* Input
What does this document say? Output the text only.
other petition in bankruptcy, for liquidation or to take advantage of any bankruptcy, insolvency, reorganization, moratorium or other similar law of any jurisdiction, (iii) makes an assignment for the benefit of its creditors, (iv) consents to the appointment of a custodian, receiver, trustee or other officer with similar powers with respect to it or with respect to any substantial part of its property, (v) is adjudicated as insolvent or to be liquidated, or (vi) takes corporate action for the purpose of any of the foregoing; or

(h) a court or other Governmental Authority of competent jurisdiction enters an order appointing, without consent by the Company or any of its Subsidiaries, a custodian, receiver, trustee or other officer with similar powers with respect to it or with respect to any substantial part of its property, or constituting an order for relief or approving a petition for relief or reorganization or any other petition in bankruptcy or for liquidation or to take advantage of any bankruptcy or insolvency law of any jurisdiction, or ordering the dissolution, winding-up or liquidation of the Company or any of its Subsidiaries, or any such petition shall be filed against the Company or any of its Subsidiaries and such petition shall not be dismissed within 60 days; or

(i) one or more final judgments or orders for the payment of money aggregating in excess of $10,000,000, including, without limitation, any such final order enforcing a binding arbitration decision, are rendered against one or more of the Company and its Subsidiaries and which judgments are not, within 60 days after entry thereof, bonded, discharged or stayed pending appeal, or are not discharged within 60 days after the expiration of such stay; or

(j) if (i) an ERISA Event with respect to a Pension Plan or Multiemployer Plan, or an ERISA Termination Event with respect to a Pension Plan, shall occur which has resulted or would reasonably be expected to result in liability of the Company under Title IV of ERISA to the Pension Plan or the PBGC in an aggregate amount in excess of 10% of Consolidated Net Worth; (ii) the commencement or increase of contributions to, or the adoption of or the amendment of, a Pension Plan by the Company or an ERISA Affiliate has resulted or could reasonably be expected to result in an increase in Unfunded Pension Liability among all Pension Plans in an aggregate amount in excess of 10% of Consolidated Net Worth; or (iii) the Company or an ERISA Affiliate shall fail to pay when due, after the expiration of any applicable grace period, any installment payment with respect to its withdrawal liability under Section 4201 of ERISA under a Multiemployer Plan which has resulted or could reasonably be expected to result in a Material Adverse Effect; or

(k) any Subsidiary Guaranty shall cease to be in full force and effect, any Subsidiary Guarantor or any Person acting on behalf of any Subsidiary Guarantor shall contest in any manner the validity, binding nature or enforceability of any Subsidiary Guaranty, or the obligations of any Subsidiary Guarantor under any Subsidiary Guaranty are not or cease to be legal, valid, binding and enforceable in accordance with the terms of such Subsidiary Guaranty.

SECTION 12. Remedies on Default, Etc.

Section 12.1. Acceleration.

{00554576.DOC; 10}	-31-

* Short task
From the data above, extract every line in its exact form.

* Problem solution
What does this document say? Output the text only.
other petition in bankruptcy, for liquidation or to take advantage of any bankruptcy, insolvency, reorganization, moratorium or other similar law of any jurisdiction, (iii) makes an assignment for the benefit of its creditors, (iv) consents to the appointment of a custodian, receiver, trustee or other officer with similar powers with respect to it or with respect to any substantial part of its property, (v) is adjudicated as insolvent or to be liquidated, or (vi) takes corporate action for the purpose of any of the foregoing; or

(h) a court or other Governmental Authority of competent jurisdiction enters an order appointing, without consent by the Company or any of its Subsidiaries, a custodian, receiver, trustee or other officer with similar powers with respect to it or with respect to any substantial part of its property, or constituting an order for relief or approving a petition for relief or reorganization or any other petition in bankruptcy or for liquidation or to take advantage of any bankruptcy or insolvency law of any jurisdiction, or ordering the dissolution, winding-up or liquidation of the Company or any of its Subsidiaries, or any such petition shall be filed against the Company or any of its Subsidiaries and such petition shall not be dismissed within 60 days; or

(i) one or more final judgments or orders for the payment of money aggregating in excess of $10,000,000, including, without limitation, any such final order enforcing a binding arbitration decision, are rendered against one or more of the Company and its Subsidiaries and which judgments are not, within 60 days after entry thereof, bonded, discharged or stayed pending appeal, or are not discharged within 60 days after the expiration of such stay; or

(j) if (i) an ERISA Event with respect to a Pension Plan or Multiemployer Plan, or an ERISA Termination Event with respect to a Pension Plan, shall occur which has resulted or would reasonably be expected to result in liability of the Company under Title IV of ERISA to the Pension Plan or the PBGC in an aggregate amount in excess of 10% of Consolidated Net Worth; (ii) the commencement or increase of contributions to, or the adoption of or the amendment of, a Pension Plan by the Company or an ERISA Affiliate has resulted or could reasonably be expected to result in an increase in Unfunded Pension Liability among all Pension Plans in an aggregate amount in excess of 10% of Consolidated Net Worth; or (iii) the Company or an ERISA Affiliate shall fail to pay when due, after the expiration of any applicable grace period, any installment payment with respect to its withdrawal liability under Section 4201 of ERISA under a Multiemployer Plan which has resulted or could reasonably be expected to result in a Material Adverse Effect; or

(k) any Subsidiary Guaranty shall cease to be in full force and effect, any Subsidiary Guarantor or any Person acting on behalf of any Subsidiary Guarantor shall contest in any manner the validity, binding nature or enforceability of any Subsidiary Guaranty, or the obligations of any Subsidiary Guarantor under any Subsidiary Guaranty are not or cease to be legal, valid, binding and enforceable in accordance with the terms of such Subsidiary Guaranty.

SECTION 12. Remedies on Default, Etc.

Section 12.1. Acceleration.

{00554576.DOC; 10}	-31-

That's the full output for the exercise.